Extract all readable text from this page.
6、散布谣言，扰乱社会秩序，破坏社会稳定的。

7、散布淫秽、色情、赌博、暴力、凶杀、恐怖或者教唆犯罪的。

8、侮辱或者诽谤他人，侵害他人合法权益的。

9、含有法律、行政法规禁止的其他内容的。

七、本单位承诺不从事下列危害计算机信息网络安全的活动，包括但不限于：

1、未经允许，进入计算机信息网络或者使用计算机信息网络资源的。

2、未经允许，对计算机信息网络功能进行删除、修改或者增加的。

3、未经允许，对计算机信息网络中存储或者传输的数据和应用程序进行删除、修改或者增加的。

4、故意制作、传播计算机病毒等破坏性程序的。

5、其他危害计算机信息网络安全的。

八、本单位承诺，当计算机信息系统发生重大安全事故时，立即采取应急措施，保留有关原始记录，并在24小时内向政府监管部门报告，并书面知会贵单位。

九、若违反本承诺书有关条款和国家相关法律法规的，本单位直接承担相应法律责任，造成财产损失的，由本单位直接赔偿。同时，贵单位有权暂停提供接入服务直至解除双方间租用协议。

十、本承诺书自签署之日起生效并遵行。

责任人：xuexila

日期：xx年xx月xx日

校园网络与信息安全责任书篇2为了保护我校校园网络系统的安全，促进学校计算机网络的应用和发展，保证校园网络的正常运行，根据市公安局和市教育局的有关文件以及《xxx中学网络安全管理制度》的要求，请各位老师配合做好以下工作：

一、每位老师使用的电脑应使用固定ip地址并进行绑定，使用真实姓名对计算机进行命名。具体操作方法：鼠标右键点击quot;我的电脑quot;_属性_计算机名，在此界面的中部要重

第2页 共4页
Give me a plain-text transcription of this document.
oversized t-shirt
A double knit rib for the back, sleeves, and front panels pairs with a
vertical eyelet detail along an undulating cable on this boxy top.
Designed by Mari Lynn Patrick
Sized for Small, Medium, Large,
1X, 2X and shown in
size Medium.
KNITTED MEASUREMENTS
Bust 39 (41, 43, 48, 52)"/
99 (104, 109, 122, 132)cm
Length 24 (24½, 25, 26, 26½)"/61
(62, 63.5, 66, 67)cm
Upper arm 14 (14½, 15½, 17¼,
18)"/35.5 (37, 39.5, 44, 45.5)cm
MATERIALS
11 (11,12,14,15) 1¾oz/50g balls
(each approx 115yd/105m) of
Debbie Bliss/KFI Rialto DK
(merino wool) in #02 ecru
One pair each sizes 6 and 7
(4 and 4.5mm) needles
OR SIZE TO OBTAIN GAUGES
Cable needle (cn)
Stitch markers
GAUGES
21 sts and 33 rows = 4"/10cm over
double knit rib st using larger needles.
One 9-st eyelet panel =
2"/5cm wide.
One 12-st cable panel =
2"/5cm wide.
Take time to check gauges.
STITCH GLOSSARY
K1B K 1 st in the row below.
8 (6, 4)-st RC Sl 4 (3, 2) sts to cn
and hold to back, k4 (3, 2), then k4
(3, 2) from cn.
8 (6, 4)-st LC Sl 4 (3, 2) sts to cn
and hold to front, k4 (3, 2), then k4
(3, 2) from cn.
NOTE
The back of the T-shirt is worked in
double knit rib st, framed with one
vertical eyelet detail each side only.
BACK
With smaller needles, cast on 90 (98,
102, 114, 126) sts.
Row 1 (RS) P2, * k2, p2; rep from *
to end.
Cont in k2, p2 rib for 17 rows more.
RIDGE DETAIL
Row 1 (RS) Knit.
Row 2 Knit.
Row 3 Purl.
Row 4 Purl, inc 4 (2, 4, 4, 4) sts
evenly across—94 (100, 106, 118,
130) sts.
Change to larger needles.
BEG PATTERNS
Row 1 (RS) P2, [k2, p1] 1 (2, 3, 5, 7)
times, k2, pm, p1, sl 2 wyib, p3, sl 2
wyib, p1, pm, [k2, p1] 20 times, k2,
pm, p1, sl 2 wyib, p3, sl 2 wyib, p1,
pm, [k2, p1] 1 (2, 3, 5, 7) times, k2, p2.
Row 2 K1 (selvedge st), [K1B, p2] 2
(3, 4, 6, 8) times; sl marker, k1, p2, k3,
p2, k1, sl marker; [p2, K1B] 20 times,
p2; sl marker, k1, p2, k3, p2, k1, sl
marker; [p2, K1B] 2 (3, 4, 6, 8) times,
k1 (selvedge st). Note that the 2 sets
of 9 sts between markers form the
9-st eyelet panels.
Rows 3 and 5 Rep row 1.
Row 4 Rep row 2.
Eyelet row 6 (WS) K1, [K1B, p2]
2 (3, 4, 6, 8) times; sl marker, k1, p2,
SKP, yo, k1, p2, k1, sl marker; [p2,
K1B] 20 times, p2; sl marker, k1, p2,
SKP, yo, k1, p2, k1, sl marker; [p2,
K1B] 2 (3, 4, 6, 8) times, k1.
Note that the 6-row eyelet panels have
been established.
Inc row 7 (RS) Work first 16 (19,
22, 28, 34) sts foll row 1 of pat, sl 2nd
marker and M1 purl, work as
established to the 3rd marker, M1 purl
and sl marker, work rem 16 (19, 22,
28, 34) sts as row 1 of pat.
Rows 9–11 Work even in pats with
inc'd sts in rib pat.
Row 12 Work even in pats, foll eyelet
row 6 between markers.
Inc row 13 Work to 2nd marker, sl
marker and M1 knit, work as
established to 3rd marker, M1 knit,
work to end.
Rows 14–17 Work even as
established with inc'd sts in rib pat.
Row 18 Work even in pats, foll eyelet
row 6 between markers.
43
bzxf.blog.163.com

_ _ _ _

## Exercise details:
Print out all the entries precisely as written.

## Full solution:
Extract all readable text from this page.
6、散布谣言，扰乱社会秩序，破坏社会稳定的。

7、散布淫秽、色情、赌博、暴力、凶杀、恐怖或者教唆犯罪的。

8、侮辱或者诽谤他人，侵害他人合法权益的。

9、含有法律、行政法规禁止的其他内容的。

七、本单位承诺不从事下列危害计算机信息网络安全的活动，包括但不限于：

1、未经允许，进入计算机信息网络或者使用计算机信息网络资源的。

2、未经允许，对计算机信息网络功能进行删除、修改或者增加的。

3、未经允许，对计算机信息网络中存储或者传输的数据和应用程序进行删除、修改或者增加的。

4、故意制作、传播计算机病毒等破坏性程序的。

5、其他危害计算机信息网络安全的。

八、本单位承诺，当计算机信息系统发生重大安全事故时，立即采取应急措施，保留有关原始记录，并在24小时内向政府监管部门报告，并书面知会贵单位。

九、若违反本承诺书有关条款和国家相关法律法规的，本单位直接承担相应法律责任，造成财产损失的，由本单位直接赔偿。同时，贵单位有权暂停提供接入服务直至解除双方间租用协议。

十、本承诺书自签署之日起生效并遵行。

责任人：xuexila

日期：xx年xx月xx日

校园网络与信息安全责任书篇2为了保护我校校园网络系统的安全，促进学校计算机网络的应用和发展，保证校园网络的正常运行，根据市公安局和市教育局的有关文件以及《xxx中学网络安全管理制度》的要求，请各位老师配合做好以下工作：

一、每位老师使用的电脑应使用固定ip地址并进行绑定，使用真实姓名对计算机进行命名。具体操作方法：鼠标右键点击quot;我的电脑quot;_属性_计算机名，在此界面的中部要重

第2页 共4页
Give me a plain-text transcription of this document.
oversized t-shirt
A double knit rib for the back, sleeves, and front panels pairs with a
vertical eyelet detail along an undulating cable on this boxy top.
Designed by Mari Lynn Patrick
Sized for Small, Medium, Large,
1X, 2X and shown in
size Medium.
KNITTED MEASUREMENTS
Bust 39 (41, 43, 48, 52)"/
99 (104, 109, 122, 132)cm
Length 24 (24½, 25, 26, 26½)"/61
(62, 63.5, 66, 67)cm
Upper arm 14 (14½, 15½, 17¼,
18)"/35.5 (37, 39.5, 44, 45.5)cm
MATERIALS
11 (11,12,14,15) 1¾oz/50g balls
(each approx 115yd/105m) of
Debbie Bliss/KFI Rialto DK
(merino wool) in #02 ecru
One pair each sizes 6 and 7
(4 and 4.5mm) needles
OR SIZE TO OBTAIN GAUGES
Cable needle (cn)
Stitch markers
GAUGES
21 sts and 33 rows = 4"/10cm over
double knit rib st using larger needles.
One 9-st eyelet panel =
2"/5cm wide.
One 12-st cable panel =
2"/5cm wide.
Take time to check gauges.
STITCH GLOSSARY
K1B K 1 st in the row below.
8 (6, 4)-st RC Sl 4 (3, 2) sts to cn
and hold to back, k4 (3, 2), then k4
(3, 2) from cn.
8 (6, 4)-st LC Sl 4 (3, 2) sts to cn
and hold to front, k4 (3, 2), then k4
(3, 2) from cn.
NOTE
The back of the T-shirt is worked in
double knit rib st, framed with one
vertical eyelet detail each side only.
BACK
With smaller needles, cast on 90 (98,
102, 114, 126) sts.
Row 1 (RS) P2, * k2, p2; rep from *
to end.
Cont in k2, p2 rib for 17 rows more.
RIDGE DETAIL
Row 1 (RS) Knit.
Row 2 Knit.
Row 3 Purl.
Row 4 Purl, inc 4 (2, 4, 4, 4) sts
evenly across—94 (100, 106, 118,
130) sts.
Change to larger needles.
BEG PATTERNS
Row 1 (RS) P2, [k2, p1] 1 (2, 3, 5, 7)
times, k2, pm, p1, sl 2 wyib, p3, sl 2
wyib, p1, pm, [k2, p1] 20 times, k2,
pm, p1, sl 2 wyib, p3, sl 2 wyib, p1,
pm, [k2, p1] 1 (2, 3, 5, 7) times, k2, p2.
Row 2 K1 (selvedge st), [K1B, p2] 2
(3, 4, 6, 8) times; sl marker, k1, p2, k3,
p2, k1, sl marker; [p2, K1B] 20 times,
p2; sl marker, k1, p2, k3, p2, k1, sl
marker; [p2, K1B] 2 (3, 4, 6, 8) times,
k1 (selvedge st). Note that the 2 sets
of 9 sts between markers form the
9-st eyelet panels.
Rows 3 and 5 Rep row 1.
Row 4 Rep row 2.
Eyelet row 6 (WS) K1, [K1B, p2]
2 (3, 4, 6, 8) times; sl marker, k1, p2,
SKP, yo, k1, p2, k1, sl marker; [p2,
K1B] 20 times, p2; sl marker, k1, p2,
SKP, yo, k1, p2, k1, sl marker; [p2,
K1B] 2 (3, 4, 6, 8) times, k1.
Note that the 6-row eyelet panels have
been established.
Inc row 7 (RS) Work first 16 (19,
22, 28, 34) sts foll row 1 of pat, sl 2nd
marker and M1 purl, work as
established to the 3rd marker, M1 purl
and sl marker, work rem 16 (19, 22,
28, 34) sts as row 1 of pat.
Rows 9–11 Work even in pats with
inc'd sts in rib pat.
Row 12 Work even in pats, foll eyelet
row 6 between markers.
Inc row 13 Work to 2nd marker, sl
marker and M1 knit, work as
established to 3rd marker, M1 knit,
work to end.
Rows 14–17 Work even as
established with inc'd sts in rib pat.
Row 18 Work even in pats, foll eyelet
row 6 between markers.
43
bzxf.blog.163.com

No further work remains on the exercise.